THE EXERCISE:
Write out the records below once more, exactly as they stand.

━━━━━ SOURCE MATERIAL

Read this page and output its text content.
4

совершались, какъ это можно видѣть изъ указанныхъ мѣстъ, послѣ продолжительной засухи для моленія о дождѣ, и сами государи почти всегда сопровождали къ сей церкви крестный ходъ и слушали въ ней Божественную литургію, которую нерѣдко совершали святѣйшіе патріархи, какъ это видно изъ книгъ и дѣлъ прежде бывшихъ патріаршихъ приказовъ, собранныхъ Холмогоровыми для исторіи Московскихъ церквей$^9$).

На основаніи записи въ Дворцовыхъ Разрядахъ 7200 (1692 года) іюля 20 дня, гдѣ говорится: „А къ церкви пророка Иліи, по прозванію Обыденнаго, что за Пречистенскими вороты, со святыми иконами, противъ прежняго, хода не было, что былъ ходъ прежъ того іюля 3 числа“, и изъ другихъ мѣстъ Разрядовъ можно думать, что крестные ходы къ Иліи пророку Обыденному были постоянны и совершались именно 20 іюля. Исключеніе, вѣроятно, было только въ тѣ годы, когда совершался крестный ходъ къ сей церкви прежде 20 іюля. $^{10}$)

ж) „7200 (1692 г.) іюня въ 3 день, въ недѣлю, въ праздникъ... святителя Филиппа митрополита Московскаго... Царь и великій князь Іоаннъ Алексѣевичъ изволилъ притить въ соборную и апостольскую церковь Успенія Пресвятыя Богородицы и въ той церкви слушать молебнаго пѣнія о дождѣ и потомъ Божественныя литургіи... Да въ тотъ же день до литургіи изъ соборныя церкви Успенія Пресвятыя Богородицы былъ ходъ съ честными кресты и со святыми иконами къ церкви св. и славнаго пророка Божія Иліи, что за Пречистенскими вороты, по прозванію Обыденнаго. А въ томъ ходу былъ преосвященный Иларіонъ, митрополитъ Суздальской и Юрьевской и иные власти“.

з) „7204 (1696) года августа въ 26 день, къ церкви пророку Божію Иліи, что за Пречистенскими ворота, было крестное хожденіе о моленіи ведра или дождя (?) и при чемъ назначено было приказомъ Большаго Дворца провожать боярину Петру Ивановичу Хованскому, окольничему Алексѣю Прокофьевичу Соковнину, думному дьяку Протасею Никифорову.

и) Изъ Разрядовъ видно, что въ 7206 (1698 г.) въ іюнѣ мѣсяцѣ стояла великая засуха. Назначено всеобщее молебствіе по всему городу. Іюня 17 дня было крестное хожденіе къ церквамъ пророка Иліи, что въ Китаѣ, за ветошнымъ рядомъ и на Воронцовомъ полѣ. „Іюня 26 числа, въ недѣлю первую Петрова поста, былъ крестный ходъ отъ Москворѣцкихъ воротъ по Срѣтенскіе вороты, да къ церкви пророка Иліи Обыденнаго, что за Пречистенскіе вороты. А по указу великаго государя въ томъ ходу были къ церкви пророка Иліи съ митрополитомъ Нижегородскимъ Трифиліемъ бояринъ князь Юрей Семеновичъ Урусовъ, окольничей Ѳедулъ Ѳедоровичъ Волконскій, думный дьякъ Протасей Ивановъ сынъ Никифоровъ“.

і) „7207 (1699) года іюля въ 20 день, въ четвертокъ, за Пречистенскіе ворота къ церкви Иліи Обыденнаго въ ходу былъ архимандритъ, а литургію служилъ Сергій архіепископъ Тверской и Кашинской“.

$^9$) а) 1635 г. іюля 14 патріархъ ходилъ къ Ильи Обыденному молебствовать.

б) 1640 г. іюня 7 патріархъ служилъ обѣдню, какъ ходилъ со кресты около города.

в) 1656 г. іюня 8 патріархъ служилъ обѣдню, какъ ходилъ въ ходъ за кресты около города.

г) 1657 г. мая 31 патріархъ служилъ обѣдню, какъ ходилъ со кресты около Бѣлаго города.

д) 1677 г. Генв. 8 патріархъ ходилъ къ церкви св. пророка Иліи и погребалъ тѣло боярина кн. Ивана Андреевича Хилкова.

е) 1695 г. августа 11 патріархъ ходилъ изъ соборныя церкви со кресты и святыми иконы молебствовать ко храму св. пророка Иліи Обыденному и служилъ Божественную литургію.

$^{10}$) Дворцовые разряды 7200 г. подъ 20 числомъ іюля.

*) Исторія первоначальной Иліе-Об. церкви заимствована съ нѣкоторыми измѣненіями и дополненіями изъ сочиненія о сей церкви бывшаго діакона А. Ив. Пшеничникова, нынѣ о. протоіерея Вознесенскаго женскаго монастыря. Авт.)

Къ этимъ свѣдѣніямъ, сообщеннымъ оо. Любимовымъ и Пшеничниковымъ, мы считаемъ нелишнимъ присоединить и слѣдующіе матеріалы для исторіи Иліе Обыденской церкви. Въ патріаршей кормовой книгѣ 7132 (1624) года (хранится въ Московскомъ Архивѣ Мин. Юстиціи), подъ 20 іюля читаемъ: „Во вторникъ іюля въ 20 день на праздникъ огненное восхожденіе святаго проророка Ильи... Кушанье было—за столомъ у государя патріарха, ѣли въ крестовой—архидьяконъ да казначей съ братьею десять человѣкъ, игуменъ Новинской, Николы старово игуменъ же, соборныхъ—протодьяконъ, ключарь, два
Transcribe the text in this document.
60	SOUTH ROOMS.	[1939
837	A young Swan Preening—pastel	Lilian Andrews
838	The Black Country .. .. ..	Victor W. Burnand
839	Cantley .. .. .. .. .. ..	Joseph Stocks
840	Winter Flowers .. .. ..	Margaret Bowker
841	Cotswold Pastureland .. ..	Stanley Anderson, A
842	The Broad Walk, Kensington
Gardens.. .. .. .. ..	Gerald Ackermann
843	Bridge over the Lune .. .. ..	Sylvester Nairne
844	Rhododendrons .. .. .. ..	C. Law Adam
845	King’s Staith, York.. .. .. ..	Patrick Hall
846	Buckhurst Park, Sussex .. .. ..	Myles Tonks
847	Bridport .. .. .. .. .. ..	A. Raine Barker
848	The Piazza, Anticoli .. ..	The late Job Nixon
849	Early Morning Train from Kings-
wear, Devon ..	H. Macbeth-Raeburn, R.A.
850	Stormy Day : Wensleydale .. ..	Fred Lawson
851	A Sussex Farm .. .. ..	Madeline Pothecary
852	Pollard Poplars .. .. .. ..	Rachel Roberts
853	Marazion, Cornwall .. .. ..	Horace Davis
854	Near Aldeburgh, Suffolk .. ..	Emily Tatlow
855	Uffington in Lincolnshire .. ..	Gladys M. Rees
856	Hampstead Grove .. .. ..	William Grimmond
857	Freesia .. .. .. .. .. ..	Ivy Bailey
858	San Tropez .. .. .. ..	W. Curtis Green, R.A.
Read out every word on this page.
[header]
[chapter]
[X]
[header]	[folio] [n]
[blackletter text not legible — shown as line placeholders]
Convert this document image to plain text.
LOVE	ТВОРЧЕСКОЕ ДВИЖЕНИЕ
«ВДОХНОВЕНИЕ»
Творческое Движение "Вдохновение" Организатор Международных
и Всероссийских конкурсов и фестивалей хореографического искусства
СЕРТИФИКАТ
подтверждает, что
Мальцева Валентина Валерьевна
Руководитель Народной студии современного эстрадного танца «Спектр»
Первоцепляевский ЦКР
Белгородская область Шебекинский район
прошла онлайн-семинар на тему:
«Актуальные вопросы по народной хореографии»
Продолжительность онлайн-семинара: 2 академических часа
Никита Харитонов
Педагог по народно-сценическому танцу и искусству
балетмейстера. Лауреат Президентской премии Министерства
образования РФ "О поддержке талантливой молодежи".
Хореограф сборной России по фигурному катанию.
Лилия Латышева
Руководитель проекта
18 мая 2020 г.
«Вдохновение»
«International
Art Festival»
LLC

━━━━━━━━━━

THE RESULT:
Read this page and output its text content.
4

совершались, какъ это можно видѣть изъ указанныхъ мѣстъ, послѣ продолжительной засухи для моленія о дождѣ, и сами государи почти всегда сопровождали къ сей церкви крестный ходъ и слушали въ ней Божественную литургію, которую нерѣдко совершали святѣйшіе патріархи, какъ это видно изъ книгъ и дѣлъ прежде бывшихъ патріаршихъ приказовъ, собранныхъ Холмогоровыми для исторіи Московскихъ церквей$^9$).

На основаніи записи въ Дворцовыхъ Разрядахъ 7200 (1692 года) іюля 20 дня, гдѣ говорится: „А къ церкви пророка Иліи, по прозванію Обыденнаго, что за Пречистенскими вороты, со святыми иконами, противъ прежняго, хода не было, что былъ ходъ прежъ того іюля 3 числа“, и изъ другихъ мѣстъ Разрядовъ можно думать, что крестные ходы къ Иліи пророку Обыденному были постоянны и совершались именно 20 іюля. Исключеніе, вѣроятно, было только въ тѣ годы, когда совершался крестный ходъ къ сей церкви прежде 20 іюля. $^{10}$)

ж) „7200 (1692 г.) іюня въ 3 день, въ недѣлю, въ праздникъ... святителя Филиппа митрополита Московскаго... Царь и великій князь Іоаннъ Алексѣевичъ изволилъ притить въ соборную и апостольскую церковь Успенія Пресвятыя Богородицы и въ той церкви слушать молебнаго пѣнія о дождѣ и потомъ Божественныя литургіи... Да въ тотъ же день до литургіи изъ соборныя церкви Успенія Пресвятыя Богородицы былъ ходъ съ честными кресты и со святыми иконами къ церкви св. и славнаго пророка Божія Иліи, что за Пречистенскими вороты, по прозванію Обыденнаго. А въ томъ ходу былъ преосвященный Иларіонъ, митрополитъ Суздальской и Юрьевской и иные власти“.

з) „7204 (1696) года августа въ 26 день, къ церкви пророку Божію Иліи, что за Пречистенскими ворота, было крестное хожденіе о моленіи ведра или дождя (?) и при чемъ назначено было приказомъ Большаго Дворца провожать боярину Петру Ивановичу Хованскому, окольничему Алексѣю Прокофьевичу Соковнину, думному дьяку Протасею Никифорову.

и) Изъ Разрядовъ видно, что въ 7206 (1698 г.) въ іюнѣ мѣсяцѣ стояла великая засуха. Назначено всеобщее молебствіе по всему городу. Іюня 17 дня было крестное хожденіе къ церквамъ пророка Иліи, что въ Китаѣ, за ветошнымъ рядомъ и на Воронцовомъ полѣ. „Іюня 26 числа, въ недѣлю первую Петрова поста, былъ крестный ходъ отъ Москворѣцкихъ воротъ по Срѣтенскіе вороты, да къ церкви пророка Иліи Обыденнаго, что за Пречистенскіе вороты. А по указу великаго государя въ томъ ходу были къ церкви пророка Иліи съ митрополитомъ Нижегородскимъ Трифиліемъ бояринъ князь Юрей Семеновичъ Урусовъ, окольничей Ѳедулъ Ѳедоровичъ Волконскій, думный дьякъ Протасей Ивановъ сынъ Никифоровъ“.

і) „7207 (1699) года іюля въ 20 день, въ четвертокъ, за Пречистенскіе ворота къ церкви Иліи Обыденнаго въ ходу былъ архимандритъ, а литургію служилъ Сергій архіепископъ Тверской и Кашинской“.

$^9$) а) 1635 г. іюля 14 патріархъ ходилъ къ Ильи Обыденному молебствовать.

б) 1640 г. іюня 7 патріархъ служилъ обѣдню, какъ ходилъ со кресты около города.

в) 1656 г. іюня 8 патріархъ служилъ обѣдню, какъ ходилъ въ ходъ за кресты около города.

г) 1657 г. мая 31 патріархъ служилъ обѣдню, какъ ходилъ со кресты около Бѣлаго города.

д) 1677 г. Генв. 8 патріархъ ходилъ къ церкви св. пророка Иліи и погребалъ тѣло боярина кн. Ивана Андреевича Хилкова.

е) 1695 г. августа 11 патріархъ ходилъ изъ соборныя церкви со кресты и святыми иконы молебствовать ко храму св. пророка Иліи Обыденному и служилъ Божественную литургію.

$^{10}$) Дворцовые разряды 7200 г. подъ 20 числомъ іюля.

*) Исторія первоначальной Иліе-Об. церкви заимствована съ нѣкоторыми измѣненіями и дополненіями изъ сочиненія о сей церкви бывшаго діакона А. Ив. Пшеничникова, нынѣ о. протоіерея Вознесенскаго женскаго монастыря. Авт.)

Къ этимъ свѣдѣніямъ, сообщеннымъ оо. Любимовымъ и Пшеничниковымъ, мы считаемъ нелишнимъ присоединить и слѣдующіе матеріалы для исторіи Иліе Обыденской церкви. Въ патріаршей кормовой книгѣ 7132 (1624) года (хранится въ Московскомъ Архивѣ Мин. Юстиціи), подъ 20 іюля читаемъ: „Во вторникъ іюля въ 20 день на праздникъ огненное восхожденіе святаго проророка Ильи... Кушанье было—за столомъ у государя патріарха, ѣли въ крестовой—архидьяконъ да казначей съ братьею десять человѣкъ, игуменъ Новинской, Николы старово игуменъ же, соборныхъ—протодьяконъ, ключарь, два
Transcribe the text in this document.
60	SOUTH ROOMS.	[1939
837	A young Swan Preening—pastel	Lilian Andrews
838	The Black Country .. .. ..	Victor W. Burnand
839	Cantley .. .. .. .. .. ..	Joseph Stocks
840	Winter Flowers .. .. ..	Margaret Bowker
841	Cotswold Pastureland .. ..	Stanley Anderson, A
842	The Broad Walk, Kensington
Gardens.. .. .. .. ..	Gerald Ackermann
843	Bridge over the Lune .. .. ..	Sylvester Nairne
844	Rhododendrons .. .. .. ..	C. Law Adam
845	King’s Staith, York.. .. .. ..	Patrick Hall
846	Buckhurst Park, Sussex .. .. ..	Myles Tonks
847	Bridport .. .. .. .. .. ..	A. Raine Barker
848	The Piazza, Anticoli .. ..	The late Job Nixon
849	Early Morning Train from Kings-
wear, Devon ..	H. Macbeth-Raeburn, R.A.
850	Stormy Day : Wensleydale .. ..	Fred Lawson
851	A Sussex Farm .. .. ..	Madeline Pothecary
852	Pollard Poplars .. .. .. ..	Rachel Roberts
853	Marazion, Cornwall .. .. ..	Horace Davis
854	Near Aldeburgh, Suffolk .. ..	Emily Tatlow
855	Uffington in Lincolnshire .. ..	Gladys M. Rees
856	Hampstead Grove .. .. ..	William Grimmond
857	Freesia .. .. .. .. .. ..	Ivy Bailey
858	San Tropez .. .. .. ..	W. Curtis Green, R.A.
Read out every word on this page.
[header]
[chapter]
[X]
[header]	[folio] [n]
[blackletter text not legible — shown as line placeholders]
Convert this document image to plain text.
LOVE	ТВОРЧЕСКОЕ ДВИЖЕНИЕ
«ВДОХНОВЕНИЕ»
Творческое Движение "Вдохновение" Организатор Международных
и Всероссийских конкурсов и фестивалей хореографического искусства
СЕРТИФИКАТ
подтверждает, что
Мальцева Валентина Валерьевна
Руководитель Народной студии современного эстрадного танца «Спектр»
Первоцепляевский ЦКР
Белгородская область Шебекинский район
прошла онлайн-семинар на тему:
«Актуальные вопросы по народной хореографии»
Продолжительность онлайн-семинара: 2 академических часа
Никита Харитонов
Педагог по народно-сценическому танцу и искусству
балетмейстера. Лауреат Президентской премии Министерства
образования РФ "О поддержке талантливой молодежи".
Хореограф сборной России по фигурному катанию.
Лилия Латышева
Руководитель проекта
18 мая 2020 г.
«Вдохновение»
«International
Art Festival»
LLC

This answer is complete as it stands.